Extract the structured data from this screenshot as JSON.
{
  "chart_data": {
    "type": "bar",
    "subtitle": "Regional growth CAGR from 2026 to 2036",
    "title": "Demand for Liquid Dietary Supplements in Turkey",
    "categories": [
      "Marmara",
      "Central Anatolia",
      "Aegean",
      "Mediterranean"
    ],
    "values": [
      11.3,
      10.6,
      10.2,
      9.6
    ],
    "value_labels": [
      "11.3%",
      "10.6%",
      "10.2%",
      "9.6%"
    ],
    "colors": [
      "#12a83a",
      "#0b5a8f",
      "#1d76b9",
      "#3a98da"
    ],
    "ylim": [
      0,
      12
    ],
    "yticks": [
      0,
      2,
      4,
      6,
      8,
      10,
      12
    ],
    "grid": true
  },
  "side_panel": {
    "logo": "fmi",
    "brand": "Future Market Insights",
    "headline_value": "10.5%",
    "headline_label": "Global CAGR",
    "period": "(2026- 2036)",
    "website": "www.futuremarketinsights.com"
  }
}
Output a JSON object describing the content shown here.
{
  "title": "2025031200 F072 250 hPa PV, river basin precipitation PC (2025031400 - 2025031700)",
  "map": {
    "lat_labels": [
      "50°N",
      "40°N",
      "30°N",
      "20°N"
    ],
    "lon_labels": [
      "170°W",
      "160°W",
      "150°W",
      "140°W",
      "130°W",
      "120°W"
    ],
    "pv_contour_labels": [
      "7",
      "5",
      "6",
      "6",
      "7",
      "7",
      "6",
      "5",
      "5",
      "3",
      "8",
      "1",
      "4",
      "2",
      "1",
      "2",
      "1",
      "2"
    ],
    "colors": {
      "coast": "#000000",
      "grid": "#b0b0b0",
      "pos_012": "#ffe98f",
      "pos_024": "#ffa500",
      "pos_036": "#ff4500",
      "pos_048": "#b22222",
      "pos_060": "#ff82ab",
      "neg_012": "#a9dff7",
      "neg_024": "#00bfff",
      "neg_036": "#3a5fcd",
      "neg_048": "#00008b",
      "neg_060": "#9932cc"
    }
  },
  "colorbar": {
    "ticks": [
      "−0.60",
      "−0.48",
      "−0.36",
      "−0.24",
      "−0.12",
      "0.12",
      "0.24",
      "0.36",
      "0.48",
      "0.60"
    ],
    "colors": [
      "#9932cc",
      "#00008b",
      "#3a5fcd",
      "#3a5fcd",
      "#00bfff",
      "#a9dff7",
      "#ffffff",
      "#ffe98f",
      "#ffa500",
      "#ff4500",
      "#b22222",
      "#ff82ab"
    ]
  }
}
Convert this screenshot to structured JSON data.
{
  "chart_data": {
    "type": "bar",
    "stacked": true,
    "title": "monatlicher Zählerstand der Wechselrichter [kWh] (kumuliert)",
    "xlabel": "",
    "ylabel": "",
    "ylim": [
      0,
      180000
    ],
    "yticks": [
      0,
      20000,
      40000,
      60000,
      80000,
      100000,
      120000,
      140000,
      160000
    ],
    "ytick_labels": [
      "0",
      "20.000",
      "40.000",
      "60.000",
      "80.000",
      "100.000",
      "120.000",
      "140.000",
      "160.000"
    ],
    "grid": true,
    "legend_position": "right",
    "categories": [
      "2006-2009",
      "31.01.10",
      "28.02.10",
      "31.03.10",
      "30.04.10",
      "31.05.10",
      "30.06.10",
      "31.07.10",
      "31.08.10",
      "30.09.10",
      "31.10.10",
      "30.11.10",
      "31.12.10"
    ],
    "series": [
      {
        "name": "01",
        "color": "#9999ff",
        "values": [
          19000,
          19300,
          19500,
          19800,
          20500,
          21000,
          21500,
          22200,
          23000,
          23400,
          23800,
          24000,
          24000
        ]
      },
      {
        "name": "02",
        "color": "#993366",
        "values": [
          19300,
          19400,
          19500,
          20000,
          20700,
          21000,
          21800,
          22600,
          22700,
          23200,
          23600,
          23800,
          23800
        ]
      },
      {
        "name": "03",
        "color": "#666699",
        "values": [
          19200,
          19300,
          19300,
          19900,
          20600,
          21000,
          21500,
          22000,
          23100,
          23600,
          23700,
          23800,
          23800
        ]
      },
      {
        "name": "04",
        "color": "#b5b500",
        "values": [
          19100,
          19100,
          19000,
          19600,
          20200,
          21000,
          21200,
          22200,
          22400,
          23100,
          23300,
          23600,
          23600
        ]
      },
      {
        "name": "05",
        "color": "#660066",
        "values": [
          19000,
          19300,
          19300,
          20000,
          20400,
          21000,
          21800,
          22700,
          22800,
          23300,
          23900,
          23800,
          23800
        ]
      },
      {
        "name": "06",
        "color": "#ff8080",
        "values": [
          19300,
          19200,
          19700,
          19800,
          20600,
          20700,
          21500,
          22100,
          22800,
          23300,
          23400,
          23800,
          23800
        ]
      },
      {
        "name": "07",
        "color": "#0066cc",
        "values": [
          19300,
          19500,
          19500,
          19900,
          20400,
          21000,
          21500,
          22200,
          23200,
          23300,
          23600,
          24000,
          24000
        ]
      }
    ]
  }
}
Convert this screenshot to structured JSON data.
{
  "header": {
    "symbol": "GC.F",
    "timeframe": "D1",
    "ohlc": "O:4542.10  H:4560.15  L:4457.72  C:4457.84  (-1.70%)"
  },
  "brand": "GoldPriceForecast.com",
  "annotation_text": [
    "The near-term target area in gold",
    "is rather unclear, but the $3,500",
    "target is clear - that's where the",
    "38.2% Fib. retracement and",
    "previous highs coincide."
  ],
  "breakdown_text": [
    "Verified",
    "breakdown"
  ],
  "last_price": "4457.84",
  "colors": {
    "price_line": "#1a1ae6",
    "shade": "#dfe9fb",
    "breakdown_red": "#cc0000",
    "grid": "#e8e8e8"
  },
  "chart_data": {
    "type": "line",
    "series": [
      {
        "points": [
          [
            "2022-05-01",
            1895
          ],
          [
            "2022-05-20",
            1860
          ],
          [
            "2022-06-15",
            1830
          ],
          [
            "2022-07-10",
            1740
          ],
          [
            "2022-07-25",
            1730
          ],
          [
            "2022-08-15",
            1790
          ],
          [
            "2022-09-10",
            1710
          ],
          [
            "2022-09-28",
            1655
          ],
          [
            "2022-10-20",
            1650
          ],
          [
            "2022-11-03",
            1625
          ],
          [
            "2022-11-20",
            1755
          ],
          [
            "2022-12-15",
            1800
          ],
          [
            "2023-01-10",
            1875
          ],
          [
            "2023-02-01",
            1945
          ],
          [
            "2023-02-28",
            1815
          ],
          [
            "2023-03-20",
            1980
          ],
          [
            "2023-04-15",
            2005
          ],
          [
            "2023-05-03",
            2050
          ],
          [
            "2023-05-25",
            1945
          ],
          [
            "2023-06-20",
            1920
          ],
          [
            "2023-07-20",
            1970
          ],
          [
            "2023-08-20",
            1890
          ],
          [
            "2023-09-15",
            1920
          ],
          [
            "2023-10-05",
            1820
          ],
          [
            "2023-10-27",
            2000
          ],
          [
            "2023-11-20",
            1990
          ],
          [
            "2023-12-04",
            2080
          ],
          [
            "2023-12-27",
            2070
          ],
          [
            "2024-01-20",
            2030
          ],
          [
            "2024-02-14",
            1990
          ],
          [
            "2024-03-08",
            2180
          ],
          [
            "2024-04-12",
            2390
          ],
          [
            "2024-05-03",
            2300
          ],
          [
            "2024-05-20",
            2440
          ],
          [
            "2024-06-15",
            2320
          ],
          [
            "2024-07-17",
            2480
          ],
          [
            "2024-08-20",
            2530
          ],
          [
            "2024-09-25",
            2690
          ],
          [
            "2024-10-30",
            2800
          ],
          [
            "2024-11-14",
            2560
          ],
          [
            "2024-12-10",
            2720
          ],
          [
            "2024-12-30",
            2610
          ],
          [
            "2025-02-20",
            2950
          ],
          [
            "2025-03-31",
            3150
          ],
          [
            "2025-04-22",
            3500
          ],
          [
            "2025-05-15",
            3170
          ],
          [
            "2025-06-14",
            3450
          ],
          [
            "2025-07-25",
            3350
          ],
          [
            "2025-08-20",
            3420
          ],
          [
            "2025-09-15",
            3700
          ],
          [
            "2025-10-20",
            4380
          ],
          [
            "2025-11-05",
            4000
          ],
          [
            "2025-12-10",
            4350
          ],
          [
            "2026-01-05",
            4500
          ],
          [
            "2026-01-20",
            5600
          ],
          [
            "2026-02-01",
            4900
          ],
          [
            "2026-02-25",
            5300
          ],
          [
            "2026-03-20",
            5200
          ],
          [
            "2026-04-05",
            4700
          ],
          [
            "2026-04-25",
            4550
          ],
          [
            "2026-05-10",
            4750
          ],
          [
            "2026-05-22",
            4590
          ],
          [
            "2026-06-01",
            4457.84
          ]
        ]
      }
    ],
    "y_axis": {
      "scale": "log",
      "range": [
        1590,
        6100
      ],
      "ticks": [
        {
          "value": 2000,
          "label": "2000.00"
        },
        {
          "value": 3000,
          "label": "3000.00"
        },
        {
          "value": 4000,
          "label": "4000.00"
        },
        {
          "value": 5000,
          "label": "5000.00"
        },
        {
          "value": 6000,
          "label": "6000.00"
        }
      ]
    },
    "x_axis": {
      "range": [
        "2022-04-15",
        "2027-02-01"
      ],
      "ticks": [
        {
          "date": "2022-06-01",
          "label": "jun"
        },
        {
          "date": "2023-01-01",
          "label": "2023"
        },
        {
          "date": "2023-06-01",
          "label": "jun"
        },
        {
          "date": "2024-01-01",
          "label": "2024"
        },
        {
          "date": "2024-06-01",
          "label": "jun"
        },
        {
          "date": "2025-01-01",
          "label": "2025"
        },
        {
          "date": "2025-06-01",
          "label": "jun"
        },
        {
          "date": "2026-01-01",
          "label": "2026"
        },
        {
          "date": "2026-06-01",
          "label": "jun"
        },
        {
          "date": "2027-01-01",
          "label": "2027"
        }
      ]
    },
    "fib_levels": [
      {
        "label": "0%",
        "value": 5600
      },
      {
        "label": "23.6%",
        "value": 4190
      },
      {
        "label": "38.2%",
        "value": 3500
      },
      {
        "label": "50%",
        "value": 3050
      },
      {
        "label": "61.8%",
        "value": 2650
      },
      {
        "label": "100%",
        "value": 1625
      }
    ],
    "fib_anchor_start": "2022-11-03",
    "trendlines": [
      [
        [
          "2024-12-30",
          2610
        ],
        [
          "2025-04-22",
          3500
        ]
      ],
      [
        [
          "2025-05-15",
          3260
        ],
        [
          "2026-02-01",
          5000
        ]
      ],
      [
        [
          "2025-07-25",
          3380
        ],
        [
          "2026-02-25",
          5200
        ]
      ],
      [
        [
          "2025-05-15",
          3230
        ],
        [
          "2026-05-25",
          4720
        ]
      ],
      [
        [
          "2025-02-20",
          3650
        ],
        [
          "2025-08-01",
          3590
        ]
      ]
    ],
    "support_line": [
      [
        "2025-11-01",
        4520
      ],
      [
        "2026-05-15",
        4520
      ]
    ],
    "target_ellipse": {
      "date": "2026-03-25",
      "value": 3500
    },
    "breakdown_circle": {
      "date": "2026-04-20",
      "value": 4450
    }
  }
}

═══

Return from the data every line that holds "JSON".

Extract the structured data from this screenshot as JSON.
Output a JSON object describing the content shown here.
Convert this screenshot to structured JSON data.
Convert this screenshot to structured JSON data.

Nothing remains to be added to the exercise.